What follows is a block of records; restate each one word for word.

━━ DATA FOR PROCESSING ━━

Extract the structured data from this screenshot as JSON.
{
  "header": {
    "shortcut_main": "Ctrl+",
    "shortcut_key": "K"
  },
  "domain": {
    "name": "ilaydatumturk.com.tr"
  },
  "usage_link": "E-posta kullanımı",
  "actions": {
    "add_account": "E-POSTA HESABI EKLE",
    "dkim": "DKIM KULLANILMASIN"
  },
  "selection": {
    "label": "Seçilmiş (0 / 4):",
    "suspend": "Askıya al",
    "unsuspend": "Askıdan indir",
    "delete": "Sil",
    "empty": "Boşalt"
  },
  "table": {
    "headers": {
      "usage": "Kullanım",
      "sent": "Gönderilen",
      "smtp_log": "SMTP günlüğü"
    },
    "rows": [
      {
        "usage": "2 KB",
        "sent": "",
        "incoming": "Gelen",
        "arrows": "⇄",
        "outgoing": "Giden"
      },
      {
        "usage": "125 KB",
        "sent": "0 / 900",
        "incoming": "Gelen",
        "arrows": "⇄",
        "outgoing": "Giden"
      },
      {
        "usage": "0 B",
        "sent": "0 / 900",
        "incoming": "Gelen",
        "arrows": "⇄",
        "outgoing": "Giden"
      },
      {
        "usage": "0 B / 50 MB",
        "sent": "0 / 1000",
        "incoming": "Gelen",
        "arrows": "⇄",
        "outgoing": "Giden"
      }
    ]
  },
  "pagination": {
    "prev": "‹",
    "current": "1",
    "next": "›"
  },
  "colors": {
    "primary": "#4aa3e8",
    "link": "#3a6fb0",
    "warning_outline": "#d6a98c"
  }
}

━━━

◆ FINISHED EXERCISE:
Extract the structured data from this screenshot as JSON.
{
  "header": {
    "shortcut_main": "Ctrl+",
    "shortcut_key": "K"
  },
  "domain": {
    "name": "ilaydatumturk.com.tr"
  },
  "usage_link": "E-posta kullanımı",
  "actions": {
    "add_account": "E-POSTA HESABI EKLE",
    "dkim": "DKIM KULLANILMASIN"
  },
  "selection": {
    "label": "Seçilmiş (0 / 4):",
    "suspend": "Askıya al",
    "unsuspend": "Askıdan indir",
    "delete": "Sil",
    "empty": "Boşalt"
  },
  "table": {
    "headers": {
      "usage": "Kullanım",
      "sent": "Gönderilen",
      "smtp_log": "SMTP günlüğü"
    },
    "rows": [
      {
        "usage": "2 KB",
        "sent": "",
        "incoming": "Gelen",
        "arrows": "⇄",
        "outgoing": "Giden"
      },
      {
        "usage": "125 KB",
        "sent": "0 / 900",
        "incoming": "Gelen",
        "arrows": "⇄",
        "outgoing": "Giden"
      },
      {
        "usage": "0 B",
        "sent": "0 / 900",
        "incoming": "Gelen",
        "arrows": "⇄",
        "outgoing": "Giden"
      },
      {
        "usage": "0 B / 50 MB",
        "sent": "0 / 1000",
        "incoming": "Gelen",
        "arrows": "⇄",
        "outgoing": "Giden"
      }
    ]
  },
  "pagination": {
    "prev": "‹",
    "current": "1",
    "next": "›"
  },
  "colors": {
    "primary": "#4aa3e8",
    "link": "#3a6fb0",
    "warning_outline": "#d6a98c"
  }
}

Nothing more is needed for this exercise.